What to do: Check each line of the material below, and copy it if it holds the string "name".
######
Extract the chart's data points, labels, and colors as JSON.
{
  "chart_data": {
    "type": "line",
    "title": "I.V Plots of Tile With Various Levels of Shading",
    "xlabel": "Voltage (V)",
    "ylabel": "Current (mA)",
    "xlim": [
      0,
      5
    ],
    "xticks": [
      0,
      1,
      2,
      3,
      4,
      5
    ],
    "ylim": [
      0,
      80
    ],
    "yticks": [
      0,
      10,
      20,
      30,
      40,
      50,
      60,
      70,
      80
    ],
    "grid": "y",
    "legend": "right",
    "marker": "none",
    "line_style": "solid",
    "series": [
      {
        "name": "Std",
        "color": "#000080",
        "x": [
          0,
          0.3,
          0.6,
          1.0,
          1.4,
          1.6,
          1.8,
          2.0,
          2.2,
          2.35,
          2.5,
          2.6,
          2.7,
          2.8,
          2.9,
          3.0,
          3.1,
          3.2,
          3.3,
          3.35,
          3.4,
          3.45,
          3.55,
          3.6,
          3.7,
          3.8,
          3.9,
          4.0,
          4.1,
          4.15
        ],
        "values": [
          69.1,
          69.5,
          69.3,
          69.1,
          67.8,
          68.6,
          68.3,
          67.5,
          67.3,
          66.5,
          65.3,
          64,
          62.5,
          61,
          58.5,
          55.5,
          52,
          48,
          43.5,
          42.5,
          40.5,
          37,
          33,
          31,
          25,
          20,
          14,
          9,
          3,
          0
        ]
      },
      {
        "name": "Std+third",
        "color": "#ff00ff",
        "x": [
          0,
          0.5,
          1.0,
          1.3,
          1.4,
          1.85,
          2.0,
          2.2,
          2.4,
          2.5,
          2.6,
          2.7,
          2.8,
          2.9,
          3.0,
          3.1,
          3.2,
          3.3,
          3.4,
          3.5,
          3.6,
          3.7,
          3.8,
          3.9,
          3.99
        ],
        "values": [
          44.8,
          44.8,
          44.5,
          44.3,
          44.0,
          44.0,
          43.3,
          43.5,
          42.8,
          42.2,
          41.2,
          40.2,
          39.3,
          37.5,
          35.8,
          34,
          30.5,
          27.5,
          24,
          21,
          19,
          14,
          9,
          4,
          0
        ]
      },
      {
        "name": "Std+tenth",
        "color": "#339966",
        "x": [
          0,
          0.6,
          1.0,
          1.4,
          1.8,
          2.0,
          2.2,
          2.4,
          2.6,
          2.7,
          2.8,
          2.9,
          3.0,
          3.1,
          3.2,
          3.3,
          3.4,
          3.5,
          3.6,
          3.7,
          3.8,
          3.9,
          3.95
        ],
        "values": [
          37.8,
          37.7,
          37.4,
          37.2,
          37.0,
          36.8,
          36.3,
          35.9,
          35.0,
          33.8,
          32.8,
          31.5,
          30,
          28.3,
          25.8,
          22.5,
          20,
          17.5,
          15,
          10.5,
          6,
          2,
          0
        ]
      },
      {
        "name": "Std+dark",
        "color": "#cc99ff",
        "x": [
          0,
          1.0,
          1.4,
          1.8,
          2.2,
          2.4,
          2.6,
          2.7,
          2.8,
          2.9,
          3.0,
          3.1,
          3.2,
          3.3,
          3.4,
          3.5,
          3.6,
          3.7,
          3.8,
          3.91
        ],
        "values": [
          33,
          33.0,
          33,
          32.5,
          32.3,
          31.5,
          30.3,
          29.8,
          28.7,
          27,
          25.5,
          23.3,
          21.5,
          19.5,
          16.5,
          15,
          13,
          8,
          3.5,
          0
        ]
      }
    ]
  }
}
######
Exercise response:
        "name": "Std",
        "name": "Std+third",
        "name": "Std+tenth",
        "name": "Std+dark",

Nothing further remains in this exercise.